WHAT YOU ARE ASKED TO DO - Transcribe every entry word for word, leaving out all images.

Data items
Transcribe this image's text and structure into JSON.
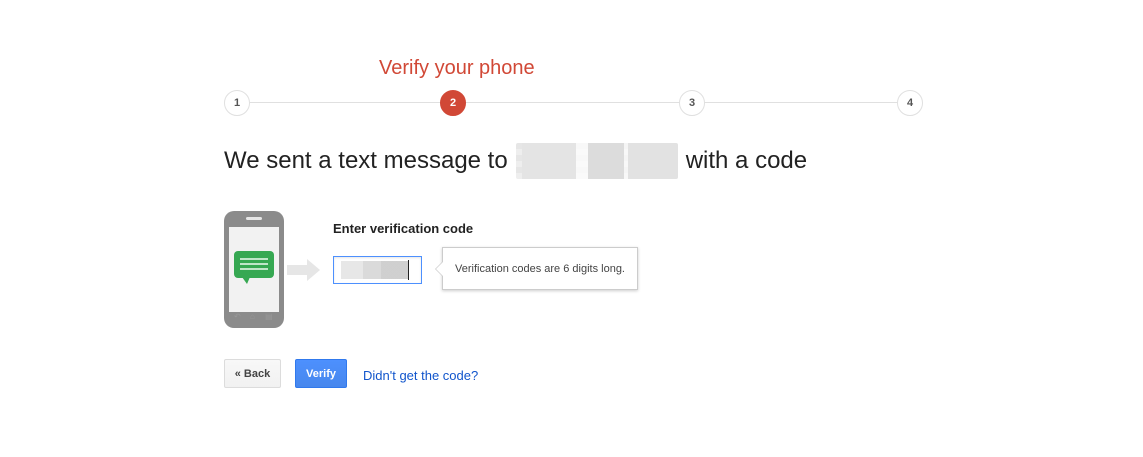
{
  "steps": {
    "current_title": "Verify your phone",
    "items": [
      "1",
      "2",
      "3",
      "4"
    ],
    "active_index": 1
  },
  "heading": {
    "prefix": "We sent a text message to",
    "suffix": "with a code"
  },
  "form": {
    "label": "Enter verification code",
    "tooltip": "Verification codes are 6 digits long."
  },
  "actions": {
    "back_label": "« Back",
    "verify_label": "Verify",
    "resend_link": "Didn't get the code?"
  },
  "colors": {
    "accent_red": "#d14836",
    "primary_blue": "#4d90fe",
    "link_blue": "#1155cc",
    "message_green": "#36a852"
  },
  "icons": {
    "phone": "phone-illustration-icon",
    "message": "chat-bubble-icon",
    "arrow": "right-arrow-icon"
  }
}
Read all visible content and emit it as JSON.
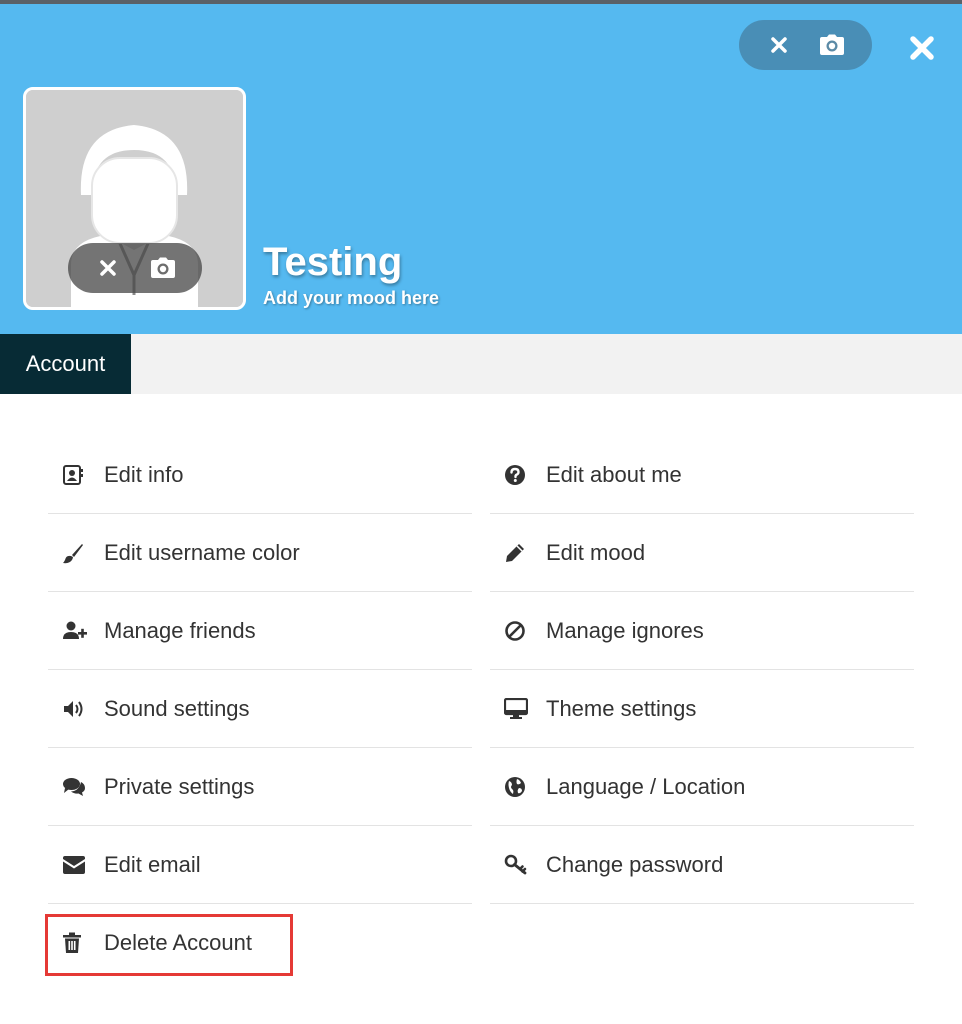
{
  "colors": {
    "header_bg": "#55b9f0",
    "tab_active_bg": "#072b35",
    "pill_bg": "rgba(60,90,110,0.45)",
    "highlight": "#e53935"
  },
  "header": {
    "username": "Testing",
    "mood": "Add your mood here",
    "cover_actions": {
      "remove_icon": "x-icon",
      "upload_icon": "camera-icon"
    },
    "close_icon": "close-icon",
    "avatar_actions": {
      "remove_icon": "x-icon",
      "upload_icon": "camera-icon"
    }
  },
  "tabs": [
    {
      "label": "Account",
      "active": true
    }
  ],
  "menu": {
    "left": [
      {
        "label": "Edit info",
        "icon": "address-card-icon"
      },
      {
        "label": "Edit username color",
        "icon": "paint-brush-icon"
      },
      {
        "label": "Manage friends",
        "icon": "user-plus-icon"
      },
      {
        "label": "Sound settings",
        "icon": "volume-icon"
      },
      {
        "label": "Private settings",
        "icon": "comments-icon"
      },
      {
        "label": "Edit email",
        "icon": "envelope-icon"
      },
      {
        "label": "Delete Account",
        "icon": "trash-icon"
      }
    ],
    "right": [
      {
        "label": "Edit about me",
        "icon": "question-circle-icon"
      },
      {
        "label": "Edit mood",
        "icon": "pencil-icon"
      },
      {
        "label": "Manage ignores",
        "icon": "ban-icon"
      },
      {
        "label": "Theme settings",
        "icon": "desktop-icon"
      },
      {
        "label": "Language / Location",
        "icon": "globe-icon"
      },
      {
        "label": "Change password",
        "icon": "key-icon"
      }
    ]
  }
}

OUTPUT OF THE TASK -
Transcribe this image's text and structure into JSON.
{
  "steps": {
    "current_title": "Verify your phone",
    "items": [
      "1",
      "2",
      "3",
      "4"
    ],
    "active_index": 1
  },
  "heading": {
    "prefix": "We sent a text message to",
    "suffix": "with a code"
  },
  "form": {
    "label": "Enter verification code",
    "tooltip": "Verification codes are 6 digits long."
  },
  "actions": {
    "back_label": "« Back",
    "verify_label": "Verify",
    "resend_link": "Didn't get the code?"
  },
  "colors": {
    "accent_red": "#d14836",
    "primary_blue": "#4d90fe",
    "link_blue": "#1155cc",
    "message_green": "#36a852"
  },
  "icons": {
    "phone": "phone-illustration-icon",
    "message": "chat-bubble-icon",
    "arrow": "right-arrow-icon"
  }
}
Read all visible content and emit it as JSON.
{
  "colors": {
    "header_bg": "#55b9f0",
    "tab_active_bg": "#072b35",
    "pill_bg": "rgba(60,90,110,0.45)",
    "highlight": "#e53935"
  },
  "header": {
    "username": "Testing",
    "mood": "Add your mood here",
    "cover_actions": {
      "remove_icon": "x-icon",
      "upload_icon": "camera-icon"
    },
    "close_icon": "close-icon",
    "avatar_actions": {
      "remove_icon": "x-icon",
      "upload_icon": "camera-icon"
    }
  },
  "tabs": [
    {
      "label": "Account",
      "active": true
    }
  ],
  "menu": {
    "left": [
      {
        "label": "Edit info",
        "icon": "address-card-icon"
      },
      {
        "label": "Edit username color",
        "icon": "paint-brush-icon"
      },
      {
        "label": "Manage friends",
        "icon": "user-plus-icon"
      },
      {
        "label": "Sound settings",
        "icon": "volume-icon"
      },
      {
        "label": "Private settings",
        "icon": "comments-icon"
      },
      {
        "label": "Edit email",
        "icon": "envelope-icon"
      },
      {
        "label": "Delete Account",
        "icon": "trash-icon"
      }
    ],
    "right": [
      {
        "label": "Edit about me",
        "icon": "question-circle-icon"
      },
      {
        "label": "Edit mood",
        "icon": "pencil-icon"
      },
      {
        "label": "Manage ignores",
        "icon": "ban-icon"
      },
      {
        "label": "Theme settings",
        "icon": "desktop-icon"
      },
      {
        "label": "Language / Location",
        "icon": "globe-icon"
      },
      {
        "label": "Change password",
        "icon": "key-icon"
      }
    ]
  }
}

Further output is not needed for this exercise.